[Prompt] Retype the data below without altering anything.

[Records shown]
════════════════════

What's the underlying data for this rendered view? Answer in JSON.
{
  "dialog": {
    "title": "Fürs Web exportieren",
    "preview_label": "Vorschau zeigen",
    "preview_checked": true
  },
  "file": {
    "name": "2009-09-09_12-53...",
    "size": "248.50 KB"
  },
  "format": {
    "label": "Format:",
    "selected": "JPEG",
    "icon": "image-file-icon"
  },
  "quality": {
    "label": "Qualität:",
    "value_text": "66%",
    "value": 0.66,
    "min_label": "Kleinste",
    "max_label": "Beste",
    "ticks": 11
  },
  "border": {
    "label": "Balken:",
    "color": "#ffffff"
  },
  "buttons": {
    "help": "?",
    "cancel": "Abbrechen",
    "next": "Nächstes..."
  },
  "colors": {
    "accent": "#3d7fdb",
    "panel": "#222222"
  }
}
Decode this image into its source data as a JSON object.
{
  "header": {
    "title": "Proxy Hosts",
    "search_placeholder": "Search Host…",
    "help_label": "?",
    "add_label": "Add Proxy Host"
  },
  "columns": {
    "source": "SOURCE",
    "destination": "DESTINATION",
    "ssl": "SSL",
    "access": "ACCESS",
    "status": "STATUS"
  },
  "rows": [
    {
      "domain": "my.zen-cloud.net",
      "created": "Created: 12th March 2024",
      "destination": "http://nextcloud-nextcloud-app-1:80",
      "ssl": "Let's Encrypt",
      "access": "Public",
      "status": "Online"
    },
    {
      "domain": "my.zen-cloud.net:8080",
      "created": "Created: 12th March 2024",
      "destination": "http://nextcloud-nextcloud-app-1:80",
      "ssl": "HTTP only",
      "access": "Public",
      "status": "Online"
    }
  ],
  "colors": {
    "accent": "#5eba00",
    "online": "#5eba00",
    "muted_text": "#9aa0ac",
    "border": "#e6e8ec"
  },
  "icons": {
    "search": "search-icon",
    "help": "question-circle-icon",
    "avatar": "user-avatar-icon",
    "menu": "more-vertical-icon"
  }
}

════════════════════

[Result of this exercise]
What's the underlying data for this rendered view? Answer in JSON.
{
  "dialog": {
    "title": "Fürs Web exportieren",
    "preview_label": "Vorschau zeigen",
    "preview_checked": true
  },
  "file": {
    "name": "2009-09-09_12-53...",
    "size": "248.50 KB"
  },
  "format": {
    "label": "Format:",
    "selected": "JPEG",
    "icon": "image-file-icon"
  },
  "quality": {
    "label": "Qualität:",
    "value_text": "66%",
    "value": 0.66,
    "min_label": "Kleinste",
    "max_label": "Beste",
    "ticks": 11
  },
  "border": {
    "label": "Balken:",
    "color": "#ffffff"
  },
  "buttons": {
    "help": "?",
    "cancel": "Abbrechen",
    "next": "Nächstes..."
  },
  "colors": {
    "accent": "#3d7fdb",
    "panel": "#222222"
  }
}
Decode this image into its source data as a JSON object.
{
  "header": {
    "title": "Proxy Hosts",
    "search_placeholder": "Search Host…",
    "help_label": "?",
    "add_label": "Add Proxy Host"
  },
  "columns": {
    "source": "SOURCE",
    "destination": "DESTINATION",
    "ssl": "SSL",
    "access": "ACCESS",
    "status": "STATUS"
  },
  "rows": [
    {
      "domain": "my.zen-cloud.net",
      "created": "Created: 12th March 2024",
      "destination": "http://nextcloud-nextcloud-app-1:80",
      "ssl": "Let's Encrypt",
      "access": "Public",
      "status": "Online"
    },
    {
      "domain": "my.zen-cloud.net:8080",
      "created": "Created: 12th March 2024",
      "destination": "http://nextcloud-nextcloud-app-1:80",
      "ssl": "HTTP only",
      "access": "Public",
      "status": "Online"
    }
  ],
  "colors": {
    "accent": "#5eba00",
    "online": "#5eba00",
    "muted_text": "#9aa0ac",
    "border": "#e6e8ec"
  },
  "icons": {
    "search": "search-icon",
    "help": "question-circle-icon",
    "avatar": "user-avatar-icon",
    "menu": "more-vertical-icon"
  }
}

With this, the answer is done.